• **PROBLEM STATEMENT**
Repeat the records word for word, excluding any picture.

Figure collection entries
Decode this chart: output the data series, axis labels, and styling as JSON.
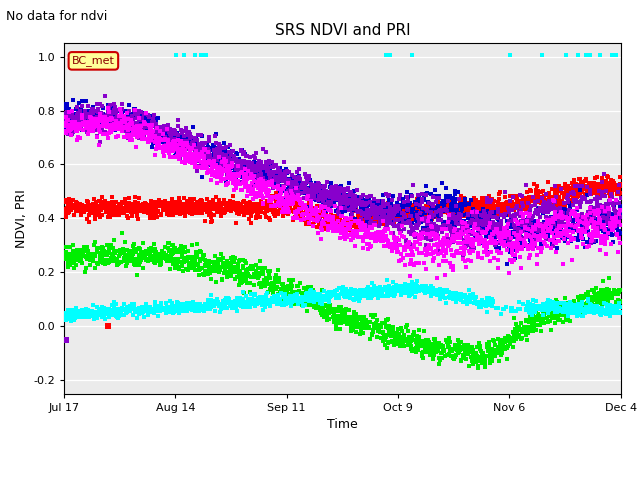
{
  "title": "SRS NDVI and PRI",
  "suptitle": "No data for ndvi",
  "xlabel": "Time",
  "ylabel": "NDVI, PRI",
  "ylim": [
    -0.25,
    1.05
  ],
  "xlim_days": [
    0,
    140
  ],
  "colors": {
    "SRS_NDVI": "#00ee00",
    "SRS_PRI": "#ff0000",
    "Arable_NDVI": "#0000cc",
    "fPAR": "#00ffff",
    "SW-PAR NDVI": "#8800cc",
    "Apogee NDVI": "#ff00ff"
  },
  "xtick_labels": [
    "Jul 17",
    "Aug 14",
    "Sep 11",
    "Oct 9",
    "Nov 6",
    "Dec 4"
  ],
  "xtick_positions": [
    0,
    28,
    56,
    84,
    112,
    140
  ],
  "ytick_labels": [
    "-0.2",
    "0.0",
    "0.2",
    "0.4",
    "0.6",
    "0.8",
    "1.0"
  ],
  "ytick_values": [
    -0.2,
    0.0,
    0.2,
    0.4,
    0.6,
    0.8,
    1.0
  ],
  "bc_met_box_color": "#ffff99",
  "bc_met_border_color": "#cc0000",
  "inner_background_color": "#ebebeb"
}
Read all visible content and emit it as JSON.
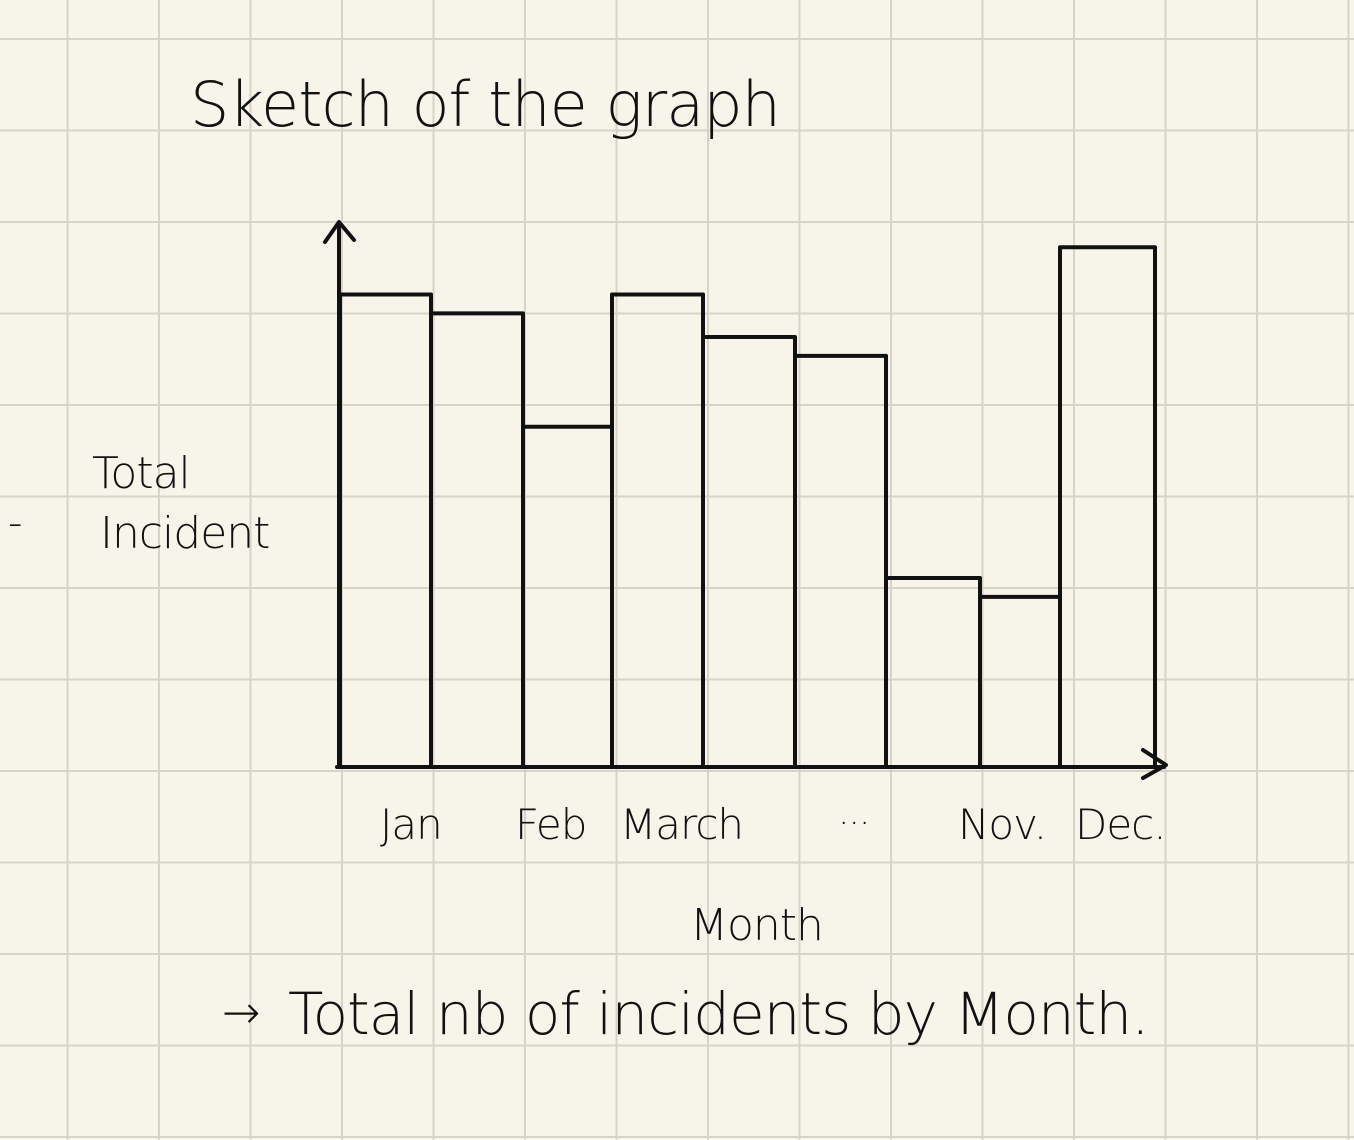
{
  "page": {
    "title": "Sketch of the graph",
    "bullet": "-",
    "caption": "Total nb of incidents by Month.",
    "caption_arrow": "→"
  },
  "colors": {
    "paper": "#f7f5ea",
    "grid": "#d6d4c6",
    "ink": "#111111"
  },
  "chart_data": {
    "type": "bar",
    "title": "Sketch of the graph",
    "ylabel_lines": [
      "Total",
      "Incident"
    ],
    "xlabel": "Month",
    "tick_labels": [
      "Jan",
      "Feb",
      "March",
      "...",
      "Nov.",
      "Dec."
    ],
    "categories": [
      "Jan",
      "Feb",
      "March",
      "",
      "",
      "",
      "",
      "Nov.",
      "Dec."
    ],
    "values": [
      100,
      96,
      72,
      100,
      91,
      87,
      40,
      36,
      110
    ],
    "ylim": [
      0,
      120
    ],
    "grid": false,
    "axis_arrows": true
  }
}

• **WORKED SOLUTION**
Decode this chart: output the data series, axis labels, and styling as JSON.
{
  "title": "SRS NDVI and PRI",
  "suptitle": "No data for ndvi",
  "xlabel": "Time",
  "ylabel": "NDVI, PRI",
  "ylim": [
    -0.25,
    1.05
  ],
  "xlim_days": [
    0,
    140
  ],
  "colors": {
    "SRS_NDVI": "#00ee00",
    "SRS_PRI": "#ff0000",
    "Arable_NDVI": "#0000cc",
    "fPAR": "#00ffff",
    "SW-PAR NDVI": "#8800cc",
    "Apogee NDVI": "#ff00ff"
  },
  "xtick_labels": [
    "Jul 17",
    "Aug 14",
    "Sep 11",
    "Oct 9",
    "Nov 6",
    "Dec 4"
  ],
  "xtick_positions": [
    0,
    28,
    56,
    84,
    112,
    140
  ],
  "ytick_labels": [
    "-0.2",
    "0.0",
    "0.2",
    "0.4",
    "0.6",
    "0.8",
    "1.0"
  ],
  "ytick_values": [
    -0.2,
    0.0,
    0.2,
    0.4,
    0.6,
    0.8,
    1.0
  ],
  "bc_met_box_color": "#ffff99",
  "bc_met_border_color": "#cc0000",
  "inner_background_color": "#ebebeb"
}
Read all visible content and emit it as JSON.
{
  "page": {
    "title": "Sketch of the graph",
    "bullet": "-",
    "caption": "Total nb of incidents by Month.",
    "caption_arrow": "→"
  },
  "colors": {
    "paper": "#f7f5ea",
    "grid": "#d6d4c6",
    "ink": "#111111"
  },
  "chart_data": {
    "type": "bar",
    "title": "Sketch of the graph",
    "ylabel_lines": [
      "Total",
      "Incident"
    ],
    "xlabel": "Month",
    "tick_labels": [
      "Jan",
      "Feb",
      "March",
      "...",
      "Nov.",
      "Dec."
    ],
    "categories": [
      "Jan",
      "Feb",
      "March",
      "",
      "",
      "",
      "",
      "Nov.",
      "Dec."
    ],
    "values": [
      100,
      96,
      72,
      100,
      91,
      87,
      40,
      36,
      110
    ],
    "ylim": [
      0,
      120
    ],
    "grid": false,
    "axis_arrows": true
  }
}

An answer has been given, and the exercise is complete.